Your objective: Each record must be reproduced exactly as it is shown.

Data entries:
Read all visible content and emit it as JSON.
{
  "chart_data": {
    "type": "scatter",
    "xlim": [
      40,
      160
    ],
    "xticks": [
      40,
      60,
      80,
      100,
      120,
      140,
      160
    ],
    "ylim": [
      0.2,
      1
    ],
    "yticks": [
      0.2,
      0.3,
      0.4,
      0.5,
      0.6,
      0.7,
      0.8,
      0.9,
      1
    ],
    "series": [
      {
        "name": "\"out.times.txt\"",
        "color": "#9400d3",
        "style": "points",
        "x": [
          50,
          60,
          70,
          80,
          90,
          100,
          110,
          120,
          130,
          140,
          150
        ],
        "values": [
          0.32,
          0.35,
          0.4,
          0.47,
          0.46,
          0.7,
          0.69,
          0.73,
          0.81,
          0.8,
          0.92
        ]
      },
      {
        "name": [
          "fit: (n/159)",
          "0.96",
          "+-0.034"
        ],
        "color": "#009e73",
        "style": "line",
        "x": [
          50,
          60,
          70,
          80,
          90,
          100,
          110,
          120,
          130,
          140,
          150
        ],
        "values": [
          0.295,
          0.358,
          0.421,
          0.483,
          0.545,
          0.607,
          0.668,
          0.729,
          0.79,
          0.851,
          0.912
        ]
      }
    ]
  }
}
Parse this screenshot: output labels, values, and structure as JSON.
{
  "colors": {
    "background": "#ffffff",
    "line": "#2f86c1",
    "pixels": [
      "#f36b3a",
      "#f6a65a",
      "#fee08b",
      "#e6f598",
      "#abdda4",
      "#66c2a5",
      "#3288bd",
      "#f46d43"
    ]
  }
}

Problem solution:
Read all visible content and emit it as JSON.
{
  "chart_data": {
    "type": "scatter",
    "xlim": [
      40,
      160
    ],
    "xticks": [
      40,
      60,
      80,
      100,
      120,
      140,
      160
    ],
    "ylim": [
      0.2,
      1
    ],
    "yticks": [
      0.2,
      0.3,
      0.4,
      0.5,
      0.6,
      0.7,
      0.8,
      0.9,
      1
    ],
    "series": [
      {
        "name": "\"out.times.txt\"",
        "color": "#9400d3",
        "style": "points",
        "x": [
          50,
          60,
          70,
          80,
          90,
          100,
          110,
          120,
          130,
          140,
          150
        ],
        "values": [
          0.32,
          0.35,
          0.4,
          0.47,
          0.46,
          0.7,
          0.69,
          0.73,
          0.81,
          0.8,
          0.92
        ]
      },
      {
        "name": [
          "fit: (n/159)",
          "0.96",
          "+-0.034"
        ],
        "color": "#009e73",
        "style": "line",
        "x": [
          50,
          60,
          70,
          80,
          90,
          100,
          110,
          120,
          130,
          140,
          150
        ],
        "values": [
          0.295,
          0.358,
          0.421,
          0.483,
          0.545,
          0.607,
          0.668,
          0.729,
          0.79,
          0.851,
          0.912
        ]
      }
    ]
  }
}
Parse this screenshot: output labels, values, and structure as JSON.
{
  "colors": {
    "background": "#ffffff",
    "line": "#2f86c1",
    "pixels": [
      "#f36b3a",
      "#f6a65a",
      "#fee08b",
      "#e6f598",
      "#abdda4",
      "#66c2a5",
      "#3288bd",
      "#f46d43"
    ]
  }
}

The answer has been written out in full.